─── Listed entries ───

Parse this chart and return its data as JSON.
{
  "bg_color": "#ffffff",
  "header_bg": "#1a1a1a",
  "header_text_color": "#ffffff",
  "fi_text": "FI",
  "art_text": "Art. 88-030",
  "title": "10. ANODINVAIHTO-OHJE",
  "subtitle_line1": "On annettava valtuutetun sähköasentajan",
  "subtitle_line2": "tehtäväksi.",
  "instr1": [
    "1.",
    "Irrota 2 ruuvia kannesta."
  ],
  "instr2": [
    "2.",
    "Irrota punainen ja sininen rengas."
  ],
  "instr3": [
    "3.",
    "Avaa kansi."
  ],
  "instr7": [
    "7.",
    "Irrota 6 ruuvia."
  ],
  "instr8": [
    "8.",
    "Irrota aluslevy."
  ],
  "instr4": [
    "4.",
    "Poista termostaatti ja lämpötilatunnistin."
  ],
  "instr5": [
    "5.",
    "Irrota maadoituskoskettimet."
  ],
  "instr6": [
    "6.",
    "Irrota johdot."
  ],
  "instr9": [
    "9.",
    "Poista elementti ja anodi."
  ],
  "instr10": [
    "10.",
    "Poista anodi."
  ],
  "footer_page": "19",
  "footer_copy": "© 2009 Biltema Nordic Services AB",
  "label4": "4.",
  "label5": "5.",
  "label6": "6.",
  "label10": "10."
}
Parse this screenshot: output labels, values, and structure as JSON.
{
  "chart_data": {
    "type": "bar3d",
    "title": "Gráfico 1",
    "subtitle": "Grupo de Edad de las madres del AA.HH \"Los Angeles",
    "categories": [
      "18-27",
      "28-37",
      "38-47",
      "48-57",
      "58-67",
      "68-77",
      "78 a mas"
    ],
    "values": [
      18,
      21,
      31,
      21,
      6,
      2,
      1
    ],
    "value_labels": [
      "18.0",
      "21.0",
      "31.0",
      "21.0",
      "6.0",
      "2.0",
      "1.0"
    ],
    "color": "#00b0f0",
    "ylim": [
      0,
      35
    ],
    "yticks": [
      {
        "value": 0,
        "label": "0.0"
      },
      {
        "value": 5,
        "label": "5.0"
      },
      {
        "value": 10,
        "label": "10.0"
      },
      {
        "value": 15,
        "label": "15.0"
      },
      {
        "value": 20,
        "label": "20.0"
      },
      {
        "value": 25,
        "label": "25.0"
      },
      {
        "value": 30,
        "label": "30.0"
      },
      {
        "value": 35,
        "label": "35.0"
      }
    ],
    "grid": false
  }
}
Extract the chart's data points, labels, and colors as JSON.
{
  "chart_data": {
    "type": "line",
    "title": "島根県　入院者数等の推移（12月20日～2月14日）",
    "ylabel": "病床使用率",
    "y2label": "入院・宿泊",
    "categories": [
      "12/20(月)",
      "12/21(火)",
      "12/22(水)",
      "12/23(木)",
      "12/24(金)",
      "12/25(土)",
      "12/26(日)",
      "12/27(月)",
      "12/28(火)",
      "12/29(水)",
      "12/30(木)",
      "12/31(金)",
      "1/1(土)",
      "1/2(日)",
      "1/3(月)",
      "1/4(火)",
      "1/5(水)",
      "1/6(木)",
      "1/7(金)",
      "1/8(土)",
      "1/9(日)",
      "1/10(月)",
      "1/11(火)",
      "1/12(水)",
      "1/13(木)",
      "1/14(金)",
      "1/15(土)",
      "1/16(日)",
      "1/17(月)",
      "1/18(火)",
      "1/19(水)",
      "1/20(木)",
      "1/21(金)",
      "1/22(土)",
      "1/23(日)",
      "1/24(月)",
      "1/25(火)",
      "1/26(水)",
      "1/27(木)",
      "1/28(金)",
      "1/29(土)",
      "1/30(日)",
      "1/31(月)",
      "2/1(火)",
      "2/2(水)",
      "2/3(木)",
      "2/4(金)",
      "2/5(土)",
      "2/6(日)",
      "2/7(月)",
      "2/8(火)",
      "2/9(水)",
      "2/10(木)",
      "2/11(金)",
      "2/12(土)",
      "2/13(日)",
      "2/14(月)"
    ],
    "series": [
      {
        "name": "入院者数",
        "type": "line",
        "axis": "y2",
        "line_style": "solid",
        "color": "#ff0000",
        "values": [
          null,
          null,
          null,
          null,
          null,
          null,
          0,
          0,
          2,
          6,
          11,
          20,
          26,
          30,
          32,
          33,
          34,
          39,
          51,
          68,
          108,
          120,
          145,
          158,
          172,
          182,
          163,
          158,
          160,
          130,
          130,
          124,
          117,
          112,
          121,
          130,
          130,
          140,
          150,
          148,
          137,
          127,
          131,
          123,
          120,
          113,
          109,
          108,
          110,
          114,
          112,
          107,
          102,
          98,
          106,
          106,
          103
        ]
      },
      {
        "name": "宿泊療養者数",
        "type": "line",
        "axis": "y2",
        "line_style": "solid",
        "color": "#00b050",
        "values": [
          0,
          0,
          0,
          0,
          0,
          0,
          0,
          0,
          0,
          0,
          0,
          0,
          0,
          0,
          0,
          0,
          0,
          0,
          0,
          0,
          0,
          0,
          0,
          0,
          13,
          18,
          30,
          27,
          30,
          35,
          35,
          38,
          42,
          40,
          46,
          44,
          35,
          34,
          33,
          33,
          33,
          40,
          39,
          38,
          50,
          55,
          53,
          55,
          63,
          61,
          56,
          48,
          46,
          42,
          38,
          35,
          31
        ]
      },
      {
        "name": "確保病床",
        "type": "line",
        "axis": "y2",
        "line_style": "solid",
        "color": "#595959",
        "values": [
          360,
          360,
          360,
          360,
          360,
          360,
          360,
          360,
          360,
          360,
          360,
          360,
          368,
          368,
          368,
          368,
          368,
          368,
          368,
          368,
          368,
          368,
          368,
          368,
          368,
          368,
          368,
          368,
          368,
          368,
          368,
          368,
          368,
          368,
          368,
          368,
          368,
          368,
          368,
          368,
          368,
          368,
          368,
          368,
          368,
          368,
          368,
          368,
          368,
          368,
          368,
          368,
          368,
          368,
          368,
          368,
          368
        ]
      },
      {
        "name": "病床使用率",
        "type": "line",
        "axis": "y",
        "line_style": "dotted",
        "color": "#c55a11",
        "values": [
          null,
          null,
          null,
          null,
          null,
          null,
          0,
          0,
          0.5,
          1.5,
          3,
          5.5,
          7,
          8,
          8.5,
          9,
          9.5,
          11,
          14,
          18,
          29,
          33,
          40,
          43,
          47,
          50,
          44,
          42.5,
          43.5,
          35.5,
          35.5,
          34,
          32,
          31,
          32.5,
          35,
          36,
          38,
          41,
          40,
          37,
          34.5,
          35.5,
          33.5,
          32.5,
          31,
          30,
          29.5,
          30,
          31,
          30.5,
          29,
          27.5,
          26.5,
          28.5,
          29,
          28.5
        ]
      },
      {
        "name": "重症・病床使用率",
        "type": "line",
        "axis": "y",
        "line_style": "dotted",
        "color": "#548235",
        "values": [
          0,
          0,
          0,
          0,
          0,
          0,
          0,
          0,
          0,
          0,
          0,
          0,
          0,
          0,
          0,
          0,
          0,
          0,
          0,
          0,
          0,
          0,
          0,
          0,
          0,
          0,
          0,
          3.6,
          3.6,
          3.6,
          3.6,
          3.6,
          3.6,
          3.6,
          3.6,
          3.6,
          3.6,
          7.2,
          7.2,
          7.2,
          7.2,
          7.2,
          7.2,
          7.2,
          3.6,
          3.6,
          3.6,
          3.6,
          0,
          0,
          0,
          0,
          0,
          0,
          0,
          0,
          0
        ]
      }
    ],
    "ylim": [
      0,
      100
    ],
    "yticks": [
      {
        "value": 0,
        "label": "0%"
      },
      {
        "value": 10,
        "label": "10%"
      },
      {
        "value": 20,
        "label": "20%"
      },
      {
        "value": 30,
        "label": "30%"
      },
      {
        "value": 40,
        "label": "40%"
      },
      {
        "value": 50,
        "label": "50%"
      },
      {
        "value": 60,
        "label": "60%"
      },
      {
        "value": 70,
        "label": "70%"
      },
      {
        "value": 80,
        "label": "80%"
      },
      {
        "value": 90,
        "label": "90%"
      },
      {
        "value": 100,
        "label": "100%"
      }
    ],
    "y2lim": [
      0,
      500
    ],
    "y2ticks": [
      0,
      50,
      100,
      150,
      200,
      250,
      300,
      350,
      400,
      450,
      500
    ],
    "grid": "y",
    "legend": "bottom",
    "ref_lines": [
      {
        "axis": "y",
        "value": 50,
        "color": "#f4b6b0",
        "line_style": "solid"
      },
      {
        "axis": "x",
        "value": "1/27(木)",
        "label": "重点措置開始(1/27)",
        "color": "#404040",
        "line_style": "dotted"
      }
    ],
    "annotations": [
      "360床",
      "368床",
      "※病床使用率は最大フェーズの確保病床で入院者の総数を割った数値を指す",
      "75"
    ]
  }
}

───

Pick each line holding the word "ruuvia" out of the data and copy it.

    "Irrota 2 ruuvia kannesta."
    "Irrota 6 ruuvia."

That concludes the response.